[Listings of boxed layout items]

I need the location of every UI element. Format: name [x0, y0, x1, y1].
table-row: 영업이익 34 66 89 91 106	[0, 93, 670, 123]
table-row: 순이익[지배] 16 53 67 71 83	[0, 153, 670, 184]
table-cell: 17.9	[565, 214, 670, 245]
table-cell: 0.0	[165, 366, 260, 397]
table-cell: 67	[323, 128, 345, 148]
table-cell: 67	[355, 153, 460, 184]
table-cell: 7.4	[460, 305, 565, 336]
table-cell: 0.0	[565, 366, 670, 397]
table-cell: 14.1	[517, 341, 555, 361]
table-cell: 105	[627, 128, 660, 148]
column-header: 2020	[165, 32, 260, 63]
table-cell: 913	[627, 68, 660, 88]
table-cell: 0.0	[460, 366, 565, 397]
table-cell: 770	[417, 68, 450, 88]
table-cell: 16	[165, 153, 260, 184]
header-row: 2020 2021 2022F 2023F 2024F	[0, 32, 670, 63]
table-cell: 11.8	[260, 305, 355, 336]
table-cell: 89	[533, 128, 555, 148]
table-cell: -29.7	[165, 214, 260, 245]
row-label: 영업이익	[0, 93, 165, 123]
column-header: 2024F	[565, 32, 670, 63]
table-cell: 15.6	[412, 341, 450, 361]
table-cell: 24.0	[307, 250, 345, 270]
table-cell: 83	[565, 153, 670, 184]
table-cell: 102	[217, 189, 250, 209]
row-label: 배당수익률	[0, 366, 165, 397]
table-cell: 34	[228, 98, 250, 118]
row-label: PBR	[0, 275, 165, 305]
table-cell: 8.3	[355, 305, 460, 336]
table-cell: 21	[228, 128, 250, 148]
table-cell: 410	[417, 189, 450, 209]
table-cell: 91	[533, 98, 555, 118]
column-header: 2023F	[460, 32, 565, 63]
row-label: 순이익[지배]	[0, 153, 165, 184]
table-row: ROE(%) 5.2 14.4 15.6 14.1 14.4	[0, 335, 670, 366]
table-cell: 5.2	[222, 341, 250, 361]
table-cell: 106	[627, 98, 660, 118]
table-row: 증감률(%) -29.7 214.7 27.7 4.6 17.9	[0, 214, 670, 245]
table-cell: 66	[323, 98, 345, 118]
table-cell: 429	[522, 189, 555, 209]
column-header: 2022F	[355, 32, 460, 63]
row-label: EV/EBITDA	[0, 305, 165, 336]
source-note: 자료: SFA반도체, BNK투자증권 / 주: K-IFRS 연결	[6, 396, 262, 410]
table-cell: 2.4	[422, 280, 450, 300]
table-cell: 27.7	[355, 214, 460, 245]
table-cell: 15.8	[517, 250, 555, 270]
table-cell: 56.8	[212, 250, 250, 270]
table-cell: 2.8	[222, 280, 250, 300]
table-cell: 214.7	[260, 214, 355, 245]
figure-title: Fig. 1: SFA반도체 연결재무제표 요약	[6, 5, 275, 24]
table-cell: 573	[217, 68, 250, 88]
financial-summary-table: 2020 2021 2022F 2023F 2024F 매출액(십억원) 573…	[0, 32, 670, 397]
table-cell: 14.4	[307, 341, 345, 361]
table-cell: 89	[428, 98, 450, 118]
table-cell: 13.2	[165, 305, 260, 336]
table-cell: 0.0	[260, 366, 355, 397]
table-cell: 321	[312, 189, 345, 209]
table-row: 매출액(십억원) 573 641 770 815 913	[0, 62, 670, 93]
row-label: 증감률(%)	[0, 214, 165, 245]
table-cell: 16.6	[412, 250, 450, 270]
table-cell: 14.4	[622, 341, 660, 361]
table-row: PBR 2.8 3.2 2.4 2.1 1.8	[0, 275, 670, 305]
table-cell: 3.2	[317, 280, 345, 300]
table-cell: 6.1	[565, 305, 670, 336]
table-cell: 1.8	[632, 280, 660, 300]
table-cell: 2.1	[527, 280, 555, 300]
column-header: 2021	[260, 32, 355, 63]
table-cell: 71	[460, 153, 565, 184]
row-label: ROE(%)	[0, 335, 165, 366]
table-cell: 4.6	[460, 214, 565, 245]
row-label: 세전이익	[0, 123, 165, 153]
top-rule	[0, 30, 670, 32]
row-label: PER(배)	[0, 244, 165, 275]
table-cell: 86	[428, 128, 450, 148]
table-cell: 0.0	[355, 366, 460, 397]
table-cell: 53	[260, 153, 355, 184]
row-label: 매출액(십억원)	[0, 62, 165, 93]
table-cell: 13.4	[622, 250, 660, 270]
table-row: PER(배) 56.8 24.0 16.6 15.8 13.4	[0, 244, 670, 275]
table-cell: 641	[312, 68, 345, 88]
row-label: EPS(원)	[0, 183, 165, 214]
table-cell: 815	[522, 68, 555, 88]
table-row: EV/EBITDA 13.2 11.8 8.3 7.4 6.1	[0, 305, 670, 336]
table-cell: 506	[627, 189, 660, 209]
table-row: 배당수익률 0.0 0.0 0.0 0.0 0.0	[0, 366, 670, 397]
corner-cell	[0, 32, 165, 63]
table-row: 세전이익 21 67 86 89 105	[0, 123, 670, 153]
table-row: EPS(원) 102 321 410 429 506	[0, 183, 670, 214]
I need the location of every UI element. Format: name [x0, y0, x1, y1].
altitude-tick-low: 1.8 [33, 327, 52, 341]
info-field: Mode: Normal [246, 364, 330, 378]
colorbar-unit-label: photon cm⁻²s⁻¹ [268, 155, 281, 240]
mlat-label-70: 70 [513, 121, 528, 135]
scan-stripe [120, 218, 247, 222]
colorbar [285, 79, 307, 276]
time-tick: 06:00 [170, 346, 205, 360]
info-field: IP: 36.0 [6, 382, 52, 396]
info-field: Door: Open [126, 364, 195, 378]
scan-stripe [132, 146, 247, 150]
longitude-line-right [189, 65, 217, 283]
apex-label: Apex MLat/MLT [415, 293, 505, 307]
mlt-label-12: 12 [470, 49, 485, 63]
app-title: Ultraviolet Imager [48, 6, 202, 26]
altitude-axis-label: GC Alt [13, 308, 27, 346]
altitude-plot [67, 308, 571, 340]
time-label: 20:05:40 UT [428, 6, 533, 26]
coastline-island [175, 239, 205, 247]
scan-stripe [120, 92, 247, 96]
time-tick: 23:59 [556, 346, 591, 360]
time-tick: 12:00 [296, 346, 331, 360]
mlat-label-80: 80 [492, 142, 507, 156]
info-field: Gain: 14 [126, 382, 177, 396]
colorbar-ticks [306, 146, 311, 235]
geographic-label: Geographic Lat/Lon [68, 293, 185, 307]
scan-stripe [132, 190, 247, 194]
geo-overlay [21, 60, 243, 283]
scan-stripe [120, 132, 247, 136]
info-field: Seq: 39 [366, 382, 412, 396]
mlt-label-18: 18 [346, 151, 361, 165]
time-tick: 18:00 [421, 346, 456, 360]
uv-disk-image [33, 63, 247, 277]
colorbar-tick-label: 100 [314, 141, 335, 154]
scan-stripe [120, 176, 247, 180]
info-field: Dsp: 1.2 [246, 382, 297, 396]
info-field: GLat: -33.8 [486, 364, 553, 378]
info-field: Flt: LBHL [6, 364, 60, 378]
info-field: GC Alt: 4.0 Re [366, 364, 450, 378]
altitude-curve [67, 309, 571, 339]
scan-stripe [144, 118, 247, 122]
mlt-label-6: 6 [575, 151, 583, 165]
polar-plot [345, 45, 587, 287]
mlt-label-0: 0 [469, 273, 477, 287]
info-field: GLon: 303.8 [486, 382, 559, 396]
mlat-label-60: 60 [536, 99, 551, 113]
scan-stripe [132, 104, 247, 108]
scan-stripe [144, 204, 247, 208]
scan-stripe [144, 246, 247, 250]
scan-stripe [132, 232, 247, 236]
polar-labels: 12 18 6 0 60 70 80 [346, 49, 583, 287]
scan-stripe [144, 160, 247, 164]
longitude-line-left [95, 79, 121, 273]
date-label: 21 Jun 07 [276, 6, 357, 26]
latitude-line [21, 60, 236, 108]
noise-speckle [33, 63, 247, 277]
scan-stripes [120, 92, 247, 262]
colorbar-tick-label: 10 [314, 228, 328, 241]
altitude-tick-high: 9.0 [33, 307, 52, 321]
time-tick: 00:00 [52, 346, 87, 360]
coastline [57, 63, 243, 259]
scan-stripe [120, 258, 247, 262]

Given instruction:
Copy the lines verbatim from the start of the records through the line containing "214, 260, 245]", including that line.

Answer in full:
I need the location of every UI element. Format: name [x0, y0, x1, y1].
table-row: 영업이익 34 66 89 91 106	[0, 93, 670, 123]
table-row: 순이익[지배] 16 53 67 71 83	[0, 153, 670, 184]
table-cell: 17.9	[565, 214, 670, 245]
table-cell: 0.0	[165, 366, 260, 397]
table-cell: 67	[323, 128, 345, 148]
table-cell: 67	[355, 153, 460, 184]
table-cell: 7.4	[460, 305, 565, 336]
table-cell: 0.0	[565, 366, 670, 397]
table-cell: 14.1	[517, 341, 555, 361]
table-cell: 105	[627, 128, 660, 148]
column-header: 2020	[165, 32, 260, 63]
table-cell: 913	[627, 68, 660, 88]
table-cell: 0.0	[460, 366, 565, 397]
table-cell: 770	[417, 68, 450, 88]
table-cell: 16	[165, 153, 260, 184]
header-row: 2020 2021 2022F 2023F 2024F	[0, 32, 670, 63]
table-cell: 11.8	[260, 305, 355, 336]
table-cell: 89	[533, 128, 555, 148]
table-cell: -29.7	[165, 214, 260, 245]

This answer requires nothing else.